┌──
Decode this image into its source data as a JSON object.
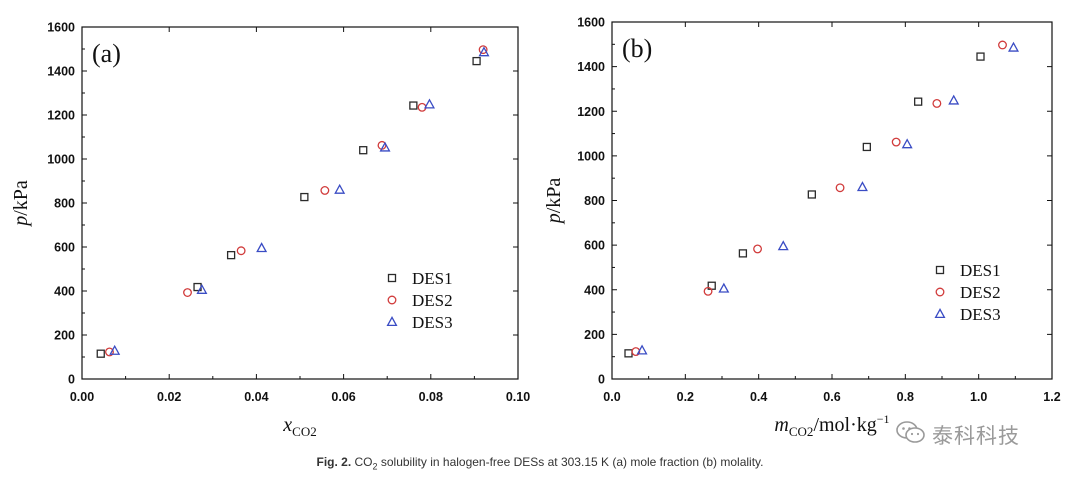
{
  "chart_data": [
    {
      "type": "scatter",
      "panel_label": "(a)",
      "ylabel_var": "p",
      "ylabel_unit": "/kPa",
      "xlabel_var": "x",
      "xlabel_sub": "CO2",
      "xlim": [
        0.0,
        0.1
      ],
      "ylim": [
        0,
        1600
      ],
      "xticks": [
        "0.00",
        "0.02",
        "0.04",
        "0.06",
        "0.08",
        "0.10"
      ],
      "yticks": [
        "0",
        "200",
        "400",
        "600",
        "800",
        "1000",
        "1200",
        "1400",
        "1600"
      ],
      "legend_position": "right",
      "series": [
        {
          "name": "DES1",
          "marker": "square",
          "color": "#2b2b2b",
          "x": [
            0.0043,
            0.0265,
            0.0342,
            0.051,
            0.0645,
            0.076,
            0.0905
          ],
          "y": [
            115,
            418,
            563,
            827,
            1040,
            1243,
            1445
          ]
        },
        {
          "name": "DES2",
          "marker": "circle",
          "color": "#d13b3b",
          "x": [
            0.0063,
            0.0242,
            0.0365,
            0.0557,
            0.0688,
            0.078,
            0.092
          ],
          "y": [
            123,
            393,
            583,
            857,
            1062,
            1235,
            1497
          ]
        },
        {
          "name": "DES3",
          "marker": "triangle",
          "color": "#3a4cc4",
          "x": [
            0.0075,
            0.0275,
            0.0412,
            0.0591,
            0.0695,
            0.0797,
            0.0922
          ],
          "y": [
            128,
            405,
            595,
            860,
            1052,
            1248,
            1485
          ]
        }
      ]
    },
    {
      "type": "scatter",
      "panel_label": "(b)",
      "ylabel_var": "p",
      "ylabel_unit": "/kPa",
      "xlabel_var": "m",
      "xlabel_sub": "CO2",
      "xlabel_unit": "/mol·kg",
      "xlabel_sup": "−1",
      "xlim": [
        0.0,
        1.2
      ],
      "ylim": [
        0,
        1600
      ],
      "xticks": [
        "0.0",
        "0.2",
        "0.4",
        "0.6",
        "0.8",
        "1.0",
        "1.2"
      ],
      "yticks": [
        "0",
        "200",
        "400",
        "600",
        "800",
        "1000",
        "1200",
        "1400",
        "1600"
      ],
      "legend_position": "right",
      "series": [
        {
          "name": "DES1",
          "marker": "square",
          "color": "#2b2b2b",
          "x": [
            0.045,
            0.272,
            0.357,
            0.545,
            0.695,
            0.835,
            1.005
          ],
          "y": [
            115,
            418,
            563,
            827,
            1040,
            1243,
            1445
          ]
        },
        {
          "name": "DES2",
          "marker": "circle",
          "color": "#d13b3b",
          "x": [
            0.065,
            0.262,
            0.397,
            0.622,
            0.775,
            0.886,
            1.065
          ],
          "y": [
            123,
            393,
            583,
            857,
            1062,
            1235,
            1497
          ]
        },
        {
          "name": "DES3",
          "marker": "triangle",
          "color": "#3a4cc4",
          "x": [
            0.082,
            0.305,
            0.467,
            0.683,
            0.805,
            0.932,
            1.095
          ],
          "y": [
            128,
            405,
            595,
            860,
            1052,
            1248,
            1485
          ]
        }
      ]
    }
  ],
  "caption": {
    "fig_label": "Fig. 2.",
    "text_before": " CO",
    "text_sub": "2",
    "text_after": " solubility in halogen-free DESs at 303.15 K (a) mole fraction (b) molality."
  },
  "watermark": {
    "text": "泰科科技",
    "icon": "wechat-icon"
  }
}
└──
* Exercise directions: Above are records with pictures; repeat the records exactly and leave the pictures out.

* Final result:
Decode this image into its source data as a JSON object.
{
  "chart_data": [
    {
      "type": "scatter",
      "panel_label": "(a)",
      "ylabel_var": "p",
      "ylabel_unit": "/kPa",
      "xlabel_var": "x",
      "xlabel_sub": "CO2",
      "xlim": [
        0.0,
        0.1
      ],
      "ylim": [
        0,
        1600
      ],
      "xticks": [
        "0.00",
        "0.02",
        "0.04",
        "0.06",
        "0.08",
        "0.10"
      ],
      "yticks": [
        "0",
        "200",
        "400",
        "600",
        "800",
        "1000",
        "1200",
        "1400",
        "1600"
      ],
      "legend_position": "right",
      "series": [
        {
          "name": "DES1",
          "marker": "square",
          "color": "#2b2b2b",
          "x": [
            0.0043,
            0.0265,
            0.0342,
            0.051,
            0.0645,
            0.076,
            0.0905
          ],
          "y": [
            115,
            418,
            563,
            827,
            1040,
            1243,
            1445
          ]
        },
        {
          "name": "DES2",
          "marker": "circle",
          "color": "#d13b3b",
          "x": [
            0.0063,
            0.0242,
            0.0365,
            0.0557,
            0.0688,
            0.078,
            0.092
          ],
          "y": [
            123,
            393,
            583,
            857,
            1062,
            1235,
            1497
          ]
        },
        {
          "name": "DES3",
          "marker": "triangle",
          "color": "#3a4cc4",
          "x": [
            0.0075,
            0.0275,
            0.0412,
            0.0591,
            0.0695,
            0.0797,
            0.0922
          ],
          "y": [
            128,
            405,
            595,
            860,
            1052,
            1248,
            1485
          ]
        }
      ]
    },
    {
      "type": "scatter",
      "panel_label": "(b)",
      "ylabel_var": "p",
      "ylabel_unit": "/kPa",
      "xlabel_var": "m",
      "xlabel_sub": "CO2",
      "xlabel_unit": "/mol·kg",
      "xlabel_sup": "−1",
      "xlim": [
        0.0,
        1.2
      ],
      "ylim": [
        0,
        1600
      ],
      "xticks": [
        "0.0",
        "0.2",
        "0.4",
        "0.6",
        "0.8",
        "1.0",
        "1.2"
      ],
      "yticks": [
        "0",
        "200",
        "400",
        "600",
        "800",
        "1000",
        "1200",
        "1400",
        "1600"
      ],
      "legend_position": "right",
      "series": [
        {
          "name": "DES1",
          "marker": "square",
          "color": "#2b2b2b",
          "x": [
            0.045,
            0.272,
            0.357,
            0.545,
            0.695,
            0.835,
            1.005
          ],
          "y": [
            115,
            418,
            563,
            827,
            1040,
            1243,
            1445
          ]
        },
        {
          "name": "DES2",
          "marker": "circle",
          "color": "#d13b3b",
          "x": [
            0.065,
            0.262,
            0.397,
            0.622,
            0.775,
            0.886,
            1.065
          ],
          "y": [
            123,
            393,
            583,
            857,
            1062,
            1235,
            1497
          ]
        },
        {
          "name": "DES3",
          "marker": "triangle",
          "color": "#3a4cc4",
          "x": [
            0.082,
            0.305,
            0.467,
            0.683,
            0.805,
            0.932,
            1.095
          ],
          "y": [
            128,
            405,
            595,
            860,
            1052,
            1248,
            1485
          ]
        }
      ]
    }
  ],
  "caption": {
    "fig_label": "Fig. 2.",
    "text_before": " CO",
    "text_sub": "2",
    "text_after": " solubility in halogen-free DESs at 303.15 K (a) mole fraction (b) molality."
  },
  "watermark": {
    "text": "泰科科技",
    "icon": "wechat-icon"
  }
}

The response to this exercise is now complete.